» **EXERCISE DETAILS**: Below are some records; give them all again exactly, but not the pictures.
--- STORED ROWS ---
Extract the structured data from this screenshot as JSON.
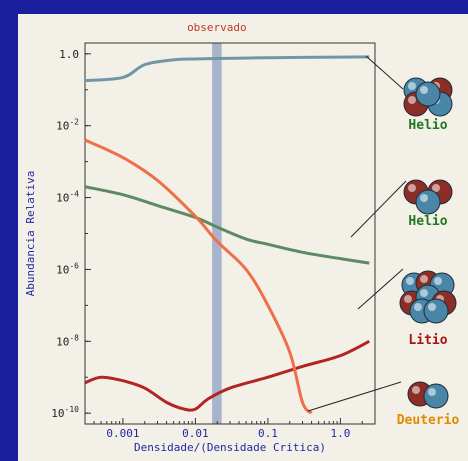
{
  "chart_data": {
    "type": "line",
    "title": "observado",
    "xlabel": "Densidade/(Densidade Critica)",
    "ylabel": "Abundancia Relativa",
    "xscale": "log",
    "yscale": "log",
    "xlim": [
      0.0003,
      3
    ],
    "ylim": [
      5e-11,
      2
    ],
    "xticks": [
      {
        "value": 0.001,
        "label": "0.001"
      },
      {
        "value": 0.01,
        "label": "0.01"
      },
      {
        "value": 0.1,
        "label": "0.1"
      },
      {
        "value": 1,
        "label": "1.0"
      }
    ],
    "yticks": [
      {
        "value": 1,
        "base": "1.0",
        "exp": ""
      },
      {
        "value": 0.01,
        "base": "10",
        "exp": "-2"
      },
      {
        "value": 0.0001,
        "base": "10",
        "exp": "-4"
      },
      {
        "value": 1e-06,
        "base": "10",
        "exp": "-6"
      },
      {
        "value": 1e-08,
        "base": "10",
        "exp": "-8"
      },
      {
        "value": 1e-10,
        "base": "10",
        "exp": "-10"
      }
    ],
    "observed_band": [
      0.017,
      0.023
    ],
    "series": [
      {
        "key": "helio4",
        "color": "#6f97a8",
        "label": "Helio",
        "points": [
          [
            0.0003,
            0.18
          ],
          [
            0.001,
            0.22
          ],
          [
            0.002,
            0.5
          ],
          [
            0.005,
            0.68
          ],
          [
            0.01,
            0.72
          ],
          [
            0.02,
            0.74
          ],
          [
            0.1,
            0.78
          ],
          [
            0.5,
            0.8
          ],
          [
            2.5,
            0.82
          ]
        ]
      },
      {
        "key": "helio3",
        "color": "#5c8a64",
        "label": "Helio",
        "points": [
          [
            0.0003,
            0.0002
          ],
          [
            0.001,
            0.00012
          ],
          [
            0.003,
            6e-05
          ],
          [
            0.01,
            2.8e-05
          ],
          [
            0.02,
            1.5e-05
          ],
          [
            0.05,
            7e-06
          ],
          [
            0.1,
            5e-06
          ],
          [
            0.3,
            3e-06
          ],
          [
            1,
            2e-06
          ],
          [
            2.5,
            1.5e-06
          ]
        ]
      },
      {
        "key": "litio",
        "color": "#b32424",
        "label": "Litio",
        "points": [
          [
            0.0003,
            7e-10
          ],
          [
            0.0005,
            1e-09
          ],
          [
            0.001,
            8e-10
          ],
          [
            0.002,
            5e-10
          ],
          [
            0.004,
            2e-10
          ],
          [
            0.007,
            1.3e-10
          ],
          [
            0.01,
            1.3e-10
          ],
          [
            0.015,
            2.5e-10
          ],
          [
            0.03,
            5e-10
          ],
          [
            0.1,
            1e-09
          ],
          [
            0.3,
            2e-09
          ],
          [
            1,
            4e-09
          ],
          [
            2.5,
            1e-08
          ]
        ]
      },
      {
        "key": "deuterio",
        "color": "#ef7048",
        "label": "Deuterio",
        "points": [
          [
            0.0003,
            0.004
          ],
          [
            0.001,
            0.0013
          ],
          [
            0.003,
            0.0003
          ],
          [
            0.01,
            3e-05
          ],
          [
            0.02,
            6e-06
          ],
          [
            0.05,
            1e-06
          ],
          [
            0.1,
            1e-07
          ],
          [
            0.2,
            5e-09
          ],
          [
            0.3,
            2e-10
          ],
          [
            0.4,
            1e-10
          ]
        ]
      }
    ],
    "legend": [
      {
        "label": "Helio",
        "color": "#227722",
        "series": "helio4"
      },
      {
        "label": "Helio",
        "color": "#227722",
        "series": "helio3"
      },
      {
        "label": "Litio",
        "color": "#aa1111",
        "series": "litio"
      },
      {
        "label": "Deuterio",
        "color": "#e08a00",
        "series": "deuterio"
      }
    ],
    "colors": {
      "frame": "#f3f1e7",
      "page": "#1a1f9e",
      "axis_text": "#1f28a6",
      "observed_band": "#9aa9c8",
      "title": "#c0392b"
    }
  }
}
---
» **WRITTEN SOLUTION**:
Extract the structured data from this screenshot as JSON.
{
  "chart_data": {
    "type": "line",
    "title": "observado",
    "xlabel": "Densidade/(Densidade Critica)",
    "ylabel": "Abundancia Relativa",
    "xscale": "log",
    "yscale": "log",
    "xlim": [
      0.0003,
      3
    ],
    "ylim": [
      5e-11,
      2
    ],
    "xticks": [
      {
        "value": 0.001,
        "label": "0.001"
      },
      {
        "value": 0.01,
        "label": "0.01"
      },
      {
        "value": 0.1,
        "label": "0.1"
      },
      {
        "value": 1,
        "label": "1.0"
      }
    ],
    "yticks": [
      {
        "value": 1,
        "base": "1.0",
        "exp": ""
      },
      {
        "value": 0.01,
        "base": "10",
        "exp": "-2"
      },
      {
        "value": 0.0001,
        "base": "10",
        "exp": "-4"
      },
      {
        "value": 1e-06,
        "base": "10",
        "exp": "-6"
      },
      {
        "value": 1e-08,
        "base": "10",
        "exp": "-8"
      },
      {
        "value": 1e-10,
        "base": "10",
        "exp": "-10"
      }
    ],
    "observed_band": [
      0.017,
      0.023
    ],
    "series": [
      {
        "key": "helio4",
        "color": "#6f97a8",
        "label": "Helio",
        "points": [
          [
            0.0003,
            0.18
          ],
          [
            0.001,
            0.22
          ],
          [
            0.002,
            0.5
          ],
          [
            0.005,
            0.68
          ],
          [
            0.01,
            0.72
          ],
          [
            0.02,
            0.74
          ],
          [
            0.1,
            0.78
          ],
          [
            0.5,
            0.8
          ],
          [
            2.5,
            0.82
          ]
        ]
      },
      {
        "key": "helio3",
        "color": "#5c8a64",
        "label": "Helio",
        "points": [
          [
            0.0003,
            0.0002
          ],
          [
            0.001,
            0.00012
          ],
          [
            0.003,
            6e-05
          ],
          [
            0.01,
            2.8e-05
          ],
          [
            0.02,
            1.5e-05
          ],
          [
            0.05,
            7e-06
          ],
          [
            0.1,
            5e-06
          ],
          [
            0.3,
            3e-06
          ],
          [
            1,
            2e-06
          ],
          [
            2.5,
            1.5e-06
          ]
        ]
      },
      {
        "key": "litio",
        "color": "#b32424",
        "label": "Litio",
        "points": [
          [
            0.0003,
            7e-10
          ],
          [
            0.0005,
            1e-09
          ],
          [
            0.001,
            8e-10
          ],
          [
            0.002,
            5e-10
          ],
          [
            0.004,
            2e-10
          ],
          [
            0.007,
            1.3e-10
          ],
          [
            0.01,
            1.3e-10
          ],
          [
            0.015,
            2.5e-10
          ],
          [
            0.03,
            5e-10
          ],
          [
            0.1,
            1e-09
          ],
          [
            0.3,
            2e-09
          ],
          [
            1,
            4e-09
          ],
          [
            2.5,
            1e-08
          ]
        ]
      },
      {
        "key": "deuterio",
        "color": "#ef7048",
        "label": "Deuterio",
        "points": [
          [
            0.0003,
            0.004
          ],
          [
            0.001,
            0.0013
          ],
          [
            0.003,
            0.0003
          ],
          [
            0.01,
            3e-05
          ],
          [
            0.02,
            6e-06
          ],
          [
            0.05,
            1e-06
          ],
          [
            0.1,
            1e-07
          ],
          [
            0.2,
            5e-09
          ],
          [
            0.3,
            2e-10
          ],
          [
            0.4,
            1e-10
          ]
        ]
      }
    ],
    "legend": [
      {
        "label": "Helio",
        "color": "#227722",
        "series": "helio4"
      },
      {
        "label": "Helio",
        "color": "#227722",
        "series": "helio3"
      },
      {
        "label": "Litio",
        "color": "#aa1111",
        "series": "litio"
      },
      {
        "label": "Deuterio",
        "color": "#e08a00",
        "series": "deuterio"
      }
    ],
    "colors": {
      "frame": "#f3f1e7",
      "page": "#1a1f9e",
      "axis_text": "#1f28a6",
      "observed_band": "#9aa9c8",
      "title": "#c0392b"
    }
  }
}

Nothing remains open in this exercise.